[Start of RECORDS SHOWN]

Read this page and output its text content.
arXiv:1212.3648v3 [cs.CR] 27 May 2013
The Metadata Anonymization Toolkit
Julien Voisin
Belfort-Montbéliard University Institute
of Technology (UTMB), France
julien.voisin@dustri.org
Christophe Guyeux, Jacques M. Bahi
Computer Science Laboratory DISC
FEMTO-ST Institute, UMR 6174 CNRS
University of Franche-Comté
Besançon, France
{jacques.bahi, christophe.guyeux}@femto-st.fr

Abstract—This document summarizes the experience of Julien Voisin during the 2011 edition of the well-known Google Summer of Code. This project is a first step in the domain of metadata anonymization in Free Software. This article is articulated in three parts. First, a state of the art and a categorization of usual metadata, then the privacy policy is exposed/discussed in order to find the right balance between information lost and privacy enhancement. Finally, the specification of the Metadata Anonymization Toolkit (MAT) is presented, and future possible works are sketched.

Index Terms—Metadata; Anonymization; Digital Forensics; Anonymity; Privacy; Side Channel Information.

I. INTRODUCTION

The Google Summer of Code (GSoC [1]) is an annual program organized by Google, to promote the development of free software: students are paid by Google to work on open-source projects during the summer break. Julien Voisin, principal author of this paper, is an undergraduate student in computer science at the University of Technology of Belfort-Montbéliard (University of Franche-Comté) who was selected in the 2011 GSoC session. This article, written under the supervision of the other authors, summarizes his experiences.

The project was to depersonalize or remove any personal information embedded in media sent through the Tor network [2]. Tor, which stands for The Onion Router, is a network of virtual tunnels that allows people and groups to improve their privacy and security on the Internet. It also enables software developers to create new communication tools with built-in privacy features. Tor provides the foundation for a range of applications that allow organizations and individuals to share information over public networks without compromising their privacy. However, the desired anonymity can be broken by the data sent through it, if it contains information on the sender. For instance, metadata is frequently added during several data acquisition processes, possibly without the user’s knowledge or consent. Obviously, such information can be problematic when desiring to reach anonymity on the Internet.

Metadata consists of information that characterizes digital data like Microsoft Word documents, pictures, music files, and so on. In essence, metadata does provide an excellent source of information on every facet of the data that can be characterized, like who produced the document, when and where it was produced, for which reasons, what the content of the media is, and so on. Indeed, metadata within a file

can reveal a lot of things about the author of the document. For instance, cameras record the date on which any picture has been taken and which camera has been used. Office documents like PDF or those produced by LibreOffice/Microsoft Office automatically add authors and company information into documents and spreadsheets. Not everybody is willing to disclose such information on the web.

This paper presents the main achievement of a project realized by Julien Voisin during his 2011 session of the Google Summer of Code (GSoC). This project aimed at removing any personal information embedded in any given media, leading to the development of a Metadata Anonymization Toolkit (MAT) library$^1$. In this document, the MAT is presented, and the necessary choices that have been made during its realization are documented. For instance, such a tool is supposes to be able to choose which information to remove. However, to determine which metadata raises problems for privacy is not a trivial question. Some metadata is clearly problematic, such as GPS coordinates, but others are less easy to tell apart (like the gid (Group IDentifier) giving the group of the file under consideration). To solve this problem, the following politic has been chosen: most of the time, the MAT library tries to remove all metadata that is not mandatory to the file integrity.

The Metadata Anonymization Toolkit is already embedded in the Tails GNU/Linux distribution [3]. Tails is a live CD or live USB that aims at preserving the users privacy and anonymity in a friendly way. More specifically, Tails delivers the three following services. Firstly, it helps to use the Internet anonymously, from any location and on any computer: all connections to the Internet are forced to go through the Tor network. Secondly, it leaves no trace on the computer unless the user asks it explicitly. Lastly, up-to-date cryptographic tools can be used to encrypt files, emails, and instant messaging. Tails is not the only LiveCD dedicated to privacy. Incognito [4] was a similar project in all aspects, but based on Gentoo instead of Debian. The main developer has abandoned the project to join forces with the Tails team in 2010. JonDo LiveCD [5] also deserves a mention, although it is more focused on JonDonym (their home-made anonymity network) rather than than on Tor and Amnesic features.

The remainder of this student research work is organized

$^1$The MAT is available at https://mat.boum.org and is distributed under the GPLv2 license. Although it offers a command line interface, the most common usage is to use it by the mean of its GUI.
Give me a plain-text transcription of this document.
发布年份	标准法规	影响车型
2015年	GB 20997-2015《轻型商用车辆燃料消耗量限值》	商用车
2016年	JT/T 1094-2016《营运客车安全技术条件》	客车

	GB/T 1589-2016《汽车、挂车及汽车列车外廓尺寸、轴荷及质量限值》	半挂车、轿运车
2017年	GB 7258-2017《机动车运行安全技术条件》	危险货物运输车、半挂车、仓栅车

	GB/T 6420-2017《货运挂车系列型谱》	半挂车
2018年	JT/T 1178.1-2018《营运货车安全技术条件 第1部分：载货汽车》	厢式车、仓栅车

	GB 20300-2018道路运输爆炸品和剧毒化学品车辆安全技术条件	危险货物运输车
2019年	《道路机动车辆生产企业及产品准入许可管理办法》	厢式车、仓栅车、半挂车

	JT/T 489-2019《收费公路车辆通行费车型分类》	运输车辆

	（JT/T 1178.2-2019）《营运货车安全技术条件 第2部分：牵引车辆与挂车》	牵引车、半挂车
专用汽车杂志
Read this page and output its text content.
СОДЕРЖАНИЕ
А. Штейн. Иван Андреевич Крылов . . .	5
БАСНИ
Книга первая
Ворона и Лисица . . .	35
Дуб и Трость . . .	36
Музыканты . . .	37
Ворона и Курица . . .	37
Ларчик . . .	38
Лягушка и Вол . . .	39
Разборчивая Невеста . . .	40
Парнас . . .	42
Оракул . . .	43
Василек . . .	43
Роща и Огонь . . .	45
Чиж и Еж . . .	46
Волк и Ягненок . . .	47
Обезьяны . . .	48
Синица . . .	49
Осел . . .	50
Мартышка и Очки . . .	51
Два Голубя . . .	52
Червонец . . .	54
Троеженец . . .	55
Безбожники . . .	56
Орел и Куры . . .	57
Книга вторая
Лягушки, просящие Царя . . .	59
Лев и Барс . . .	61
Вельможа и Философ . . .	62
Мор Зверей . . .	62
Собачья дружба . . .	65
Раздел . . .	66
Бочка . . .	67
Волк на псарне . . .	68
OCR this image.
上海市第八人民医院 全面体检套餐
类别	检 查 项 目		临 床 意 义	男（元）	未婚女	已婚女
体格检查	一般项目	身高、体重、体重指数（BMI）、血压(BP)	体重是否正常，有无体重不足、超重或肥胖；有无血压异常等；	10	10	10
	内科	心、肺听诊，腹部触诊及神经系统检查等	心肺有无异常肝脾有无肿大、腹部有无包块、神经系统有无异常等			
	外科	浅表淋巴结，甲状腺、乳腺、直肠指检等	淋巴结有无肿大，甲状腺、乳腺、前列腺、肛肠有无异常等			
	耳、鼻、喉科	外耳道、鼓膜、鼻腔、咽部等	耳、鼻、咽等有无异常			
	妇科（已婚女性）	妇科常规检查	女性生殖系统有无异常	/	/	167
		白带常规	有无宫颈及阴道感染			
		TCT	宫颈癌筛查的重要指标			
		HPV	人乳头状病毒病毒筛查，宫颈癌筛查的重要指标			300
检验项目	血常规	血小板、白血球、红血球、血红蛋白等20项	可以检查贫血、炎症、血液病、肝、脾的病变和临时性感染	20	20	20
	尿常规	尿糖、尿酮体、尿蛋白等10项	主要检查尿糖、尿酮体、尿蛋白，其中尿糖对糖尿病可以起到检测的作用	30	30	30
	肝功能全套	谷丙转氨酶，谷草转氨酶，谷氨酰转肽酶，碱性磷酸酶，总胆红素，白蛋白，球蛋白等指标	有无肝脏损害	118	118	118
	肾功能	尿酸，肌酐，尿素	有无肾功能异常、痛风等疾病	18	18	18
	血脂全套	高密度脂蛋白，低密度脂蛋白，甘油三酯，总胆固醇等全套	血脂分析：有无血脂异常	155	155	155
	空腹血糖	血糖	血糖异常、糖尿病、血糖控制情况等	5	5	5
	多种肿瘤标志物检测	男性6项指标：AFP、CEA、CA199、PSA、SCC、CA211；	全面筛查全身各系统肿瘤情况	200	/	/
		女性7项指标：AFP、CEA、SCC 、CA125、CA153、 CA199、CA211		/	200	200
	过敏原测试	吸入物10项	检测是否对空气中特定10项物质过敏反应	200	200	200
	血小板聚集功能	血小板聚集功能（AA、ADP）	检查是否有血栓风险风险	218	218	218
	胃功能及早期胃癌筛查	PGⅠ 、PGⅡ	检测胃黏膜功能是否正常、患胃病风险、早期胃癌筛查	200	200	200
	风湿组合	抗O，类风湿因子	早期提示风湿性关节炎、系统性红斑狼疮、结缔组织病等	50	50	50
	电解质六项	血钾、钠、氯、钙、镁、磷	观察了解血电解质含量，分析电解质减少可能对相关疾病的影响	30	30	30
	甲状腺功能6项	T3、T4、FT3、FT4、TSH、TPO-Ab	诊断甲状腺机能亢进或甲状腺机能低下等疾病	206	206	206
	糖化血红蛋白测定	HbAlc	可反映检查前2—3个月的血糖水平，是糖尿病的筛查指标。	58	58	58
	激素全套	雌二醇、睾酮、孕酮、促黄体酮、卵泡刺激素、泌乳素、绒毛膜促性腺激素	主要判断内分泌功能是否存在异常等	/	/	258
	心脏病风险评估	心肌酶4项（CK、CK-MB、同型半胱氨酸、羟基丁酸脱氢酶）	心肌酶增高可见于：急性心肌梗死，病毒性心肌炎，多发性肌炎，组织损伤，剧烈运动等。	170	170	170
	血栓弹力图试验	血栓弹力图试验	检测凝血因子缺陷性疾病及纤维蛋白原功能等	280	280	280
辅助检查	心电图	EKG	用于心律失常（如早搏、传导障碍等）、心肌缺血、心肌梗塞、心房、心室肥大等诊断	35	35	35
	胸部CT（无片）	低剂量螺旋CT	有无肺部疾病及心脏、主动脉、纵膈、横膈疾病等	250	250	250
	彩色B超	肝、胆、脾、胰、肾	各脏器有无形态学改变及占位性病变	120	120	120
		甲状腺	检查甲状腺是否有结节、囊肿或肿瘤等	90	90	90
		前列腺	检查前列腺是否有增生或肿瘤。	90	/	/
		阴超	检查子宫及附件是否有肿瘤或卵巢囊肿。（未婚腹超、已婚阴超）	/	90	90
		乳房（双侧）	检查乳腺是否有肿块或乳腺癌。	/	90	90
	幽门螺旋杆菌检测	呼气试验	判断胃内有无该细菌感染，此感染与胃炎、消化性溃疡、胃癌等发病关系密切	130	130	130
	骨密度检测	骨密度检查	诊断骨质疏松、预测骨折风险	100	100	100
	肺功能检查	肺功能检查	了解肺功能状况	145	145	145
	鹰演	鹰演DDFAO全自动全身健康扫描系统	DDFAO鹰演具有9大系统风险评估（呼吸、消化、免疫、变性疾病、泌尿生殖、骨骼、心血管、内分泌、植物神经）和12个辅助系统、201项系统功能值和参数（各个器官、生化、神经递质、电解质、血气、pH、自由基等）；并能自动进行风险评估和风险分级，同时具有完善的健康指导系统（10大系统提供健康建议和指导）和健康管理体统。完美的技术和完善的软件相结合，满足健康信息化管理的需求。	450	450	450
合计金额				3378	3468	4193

[End of RECORDS SHOWN]

• EXERCISE GOAL: Report how many lines of the records above contain the word "France", and give only that number.

• COMPLETE RESPONSE: 2